--- begin Extracted records ---
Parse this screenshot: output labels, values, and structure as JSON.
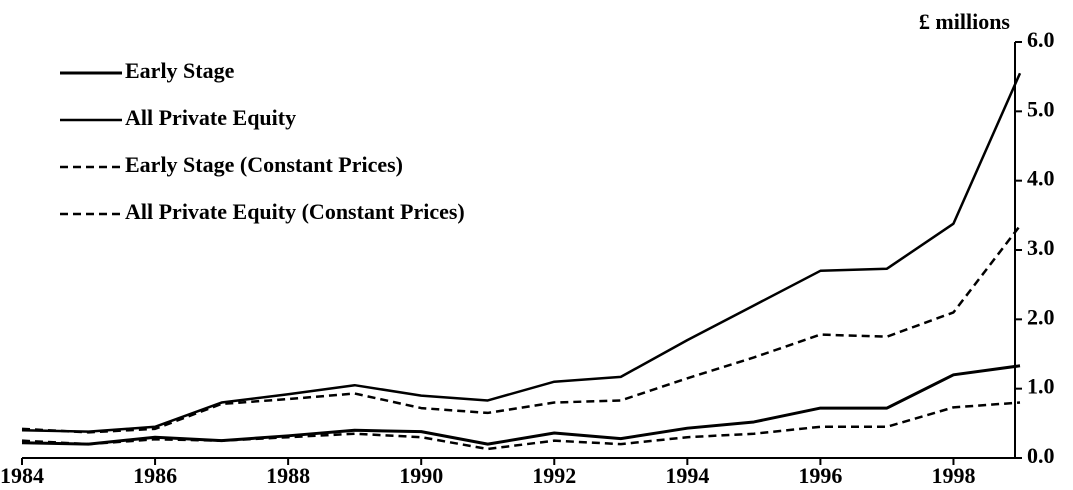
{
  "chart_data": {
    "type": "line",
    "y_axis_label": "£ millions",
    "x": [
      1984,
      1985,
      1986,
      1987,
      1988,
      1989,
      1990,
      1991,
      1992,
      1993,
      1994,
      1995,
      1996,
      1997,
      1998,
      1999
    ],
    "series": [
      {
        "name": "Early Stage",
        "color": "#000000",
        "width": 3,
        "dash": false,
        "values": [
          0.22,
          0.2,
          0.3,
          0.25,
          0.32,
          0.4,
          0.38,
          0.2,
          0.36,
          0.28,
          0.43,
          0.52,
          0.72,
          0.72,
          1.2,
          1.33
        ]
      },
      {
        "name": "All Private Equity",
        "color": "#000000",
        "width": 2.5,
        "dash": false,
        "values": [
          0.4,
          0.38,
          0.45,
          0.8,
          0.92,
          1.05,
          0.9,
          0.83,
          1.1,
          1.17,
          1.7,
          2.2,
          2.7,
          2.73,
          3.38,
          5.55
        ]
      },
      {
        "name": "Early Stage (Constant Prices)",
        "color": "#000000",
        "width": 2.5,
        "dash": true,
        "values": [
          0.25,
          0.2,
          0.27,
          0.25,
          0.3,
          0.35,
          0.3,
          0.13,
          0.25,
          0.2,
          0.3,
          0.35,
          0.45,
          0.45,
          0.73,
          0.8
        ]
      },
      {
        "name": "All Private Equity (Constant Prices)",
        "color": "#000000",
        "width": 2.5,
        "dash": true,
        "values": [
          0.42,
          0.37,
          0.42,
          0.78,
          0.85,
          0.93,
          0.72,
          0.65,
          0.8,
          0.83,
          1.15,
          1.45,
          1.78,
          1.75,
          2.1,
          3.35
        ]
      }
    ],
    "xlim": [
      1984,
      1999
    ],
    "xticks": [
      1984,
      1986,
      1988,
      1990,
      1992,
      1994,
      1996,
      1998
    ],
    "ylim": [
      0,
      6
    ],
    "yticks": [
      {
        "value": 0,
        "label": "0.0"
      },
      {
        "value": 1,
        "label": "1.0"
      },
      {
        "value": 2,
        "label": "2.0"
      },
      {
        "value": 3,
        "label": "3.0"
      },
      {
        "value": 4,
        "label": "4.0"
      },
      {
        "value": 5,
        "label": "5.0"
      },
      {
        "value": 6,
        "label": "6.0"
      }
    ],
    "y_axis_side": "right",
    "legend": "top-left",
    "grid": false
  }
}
--- end Extracted records ---
### What you have to do
Output all of the entries verbatim, leaving out any images.

### The output
Parse this screenshot: output labels, values, and structure as JSON.
{
  "chart_data": {
    "type": "line",
    "y_axis_label": "£ millions",
    "x": [
      1984,
      1985,
      1986,
      1987,
      1988,
      1989,
      1990,
      1991,
      1992,
      1993,
      1994,
      1995,
      1996,
      1997,
      1998,
      1999
    ],
    "series": [
      {
        "name": "Early Stage",
        "color": "#000000",
        "width": 3,
        "dash": false,
        "values": [
          0.22,
          0.2,
          0.3,
          0.25,
          0.32,
          0.4,
          0.38,
          0.2,
          0.36,
          0.28,
          0.43,
          0.52,
          0.72,
          0.72,
          1.2,
          1.33
        ]
      },
      {
        "name": "All Private Equity",
        "color": "#000000",
        "width": 2.5,
        "dash": false,
        "values": [
          0.4,
          0.38,
          0.45,
          0.8,
          0.92,
          1.05,
          0.9,
          0.83,
          1.1,
          1.17,
          1.7,
          2.2,
          2.7,
          2.73,
          3.38,
          5.55
        ]
      },
      {
        "name": "Early Stage (Constant Prices)",
        "color": "#000000",
        "width": 2.5,
        "dash": true,
        "values": [
          0.25,
          0.2,
          0.27,
          0.25,
          0.3,
          0.35,
          0.3,
          0.13,
          0.25,
          0.2,
          0.3,
          0.35,
          0.45,
          0.45,
          0.73,
          0.8
        ]
      },
      {
        "name": "All Private Equity (Constant Prices)",
        "color": "#000000",
        "width": 2.5,
        "dash": true,
        "values": [
          0.42,
          0.37,
          0.42,
          0.78,
          0.85,
          0.93,
          0.72,
          0.65,
          0.8,
          0.83,
          1.15,
          1.45,
          1.78,
          1.75,
          2.1,
          3.35
        ]
      }
    ],
    "xlim": [
      1984,
      1999
    ],
    "xticks": [
      1984,
      1986,
      1988,
      1990,
      1992,
      1994,
      1996,
      1998
    ],
    "ylim": [
      0,
      6
    ],
    "yticks": [
      {
        "value": 0,
        "label": "0.0"
      },
      {
        "value": 1,
        "label": "1.0"
      },
      {
        "value": 2,
        "label": "2.0"
      },
      {
        "value": 3,
        "label": "3.0"
      },
      {
        "value": 4,
        "label": "4.0"
      },
      {
        "value": 5,
        "label": "5.0"
      },
      {
        "value": 6,
        "label": "6.0"
      }
    ],
    "y_axis_side": "right",
    "legend": "top-left",
    "grid": false
  }
}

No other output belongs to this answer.